**PROBLEMS TO WORK ON:**
1. In the passage on English standards in Thai schools, which CEFR level is set as the target for M6 students?
2. Please return the part of the passage on English standards in Thai schools starting at "More budgets could" and ending at "in Thai schools.".
3. Extend the passage on English standards in Thai schools beyond its final sentence.

The Thais want to see levels among M6 students (the last grade in high school) rise from basic levels to those of "independent users" of the language, a mid range of ability according to an international scale.

 

More budgets could soon become available for schools at a district and provincial level to fund special English classes. 

 

Dr Amnat Wichayanuwat of the Office of the Basic Education Commission was speaking to Daily News after the latest meetings to improve English standards in Thai schools. 

 

Measures expected to be announced by the end of the year will allow schools to increase the amount of English being taught in the next academic year. This will be nationwide at district and provincial level schools. 

 

The aim is to boost the English levels of M6 students to level B2 on the Common European Framework of Reference for Languages (CEFR) scale. The "A" scales indicate basic usage of English, "B" refers to independent users and "C" to proficient users and speakers. 

 

B2 is thus at the better end of the B scale.

**SOURCE DATA:**
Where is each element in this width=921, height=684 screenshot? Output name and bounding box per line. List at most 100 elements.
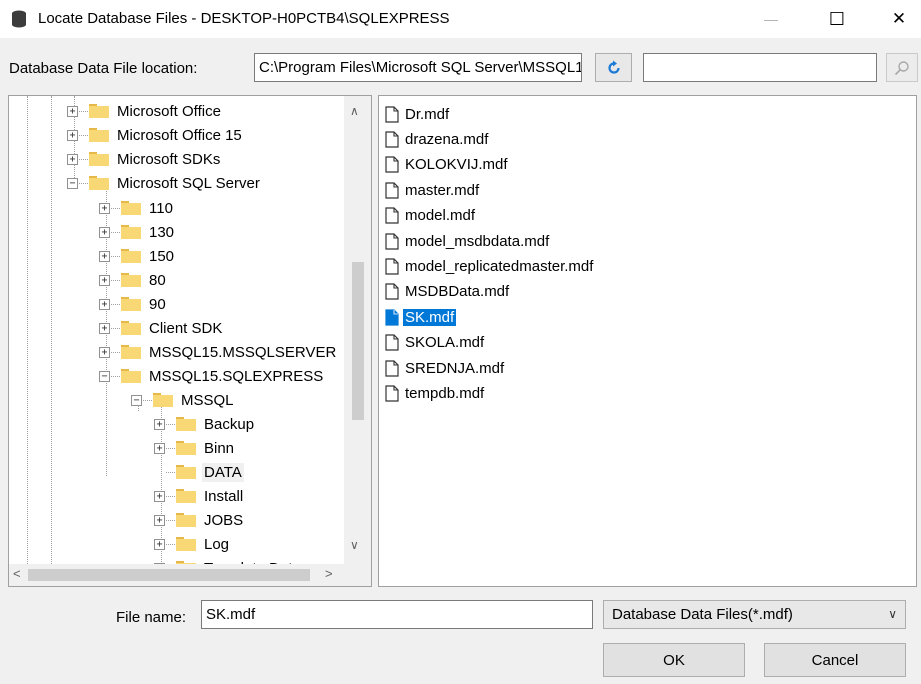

**TASK RESULTS:**
1. Level B2

2.
More budgets could soon become available for schools at a district and provincial level to fund special English classes. 

 

Dr Amnat Wichayanuwat of the Office of the Basic Education Commission was speaking to Daily News after the latest meetings to improve English standards in Thai schools.

3.
Discussions are still underway as to where the teachers will come from. Some will probably be Thai but there is every likelihood that budgets will be available to employ more foreign teachers. 

 

There is still the possibility that there are enough in Thailand already as the discussions are ongoing.

 

It is still being discussed as to who would source the new teachers; this might be down to individual schools though it might be under the remit of Education Minister Nataphol Teepsuwan though contact with foriegn consulates and embassies. 

 

Measure on how to finance the new teachers are being discussed with proposals set to be in place for the next budget round allowing matters to proceed.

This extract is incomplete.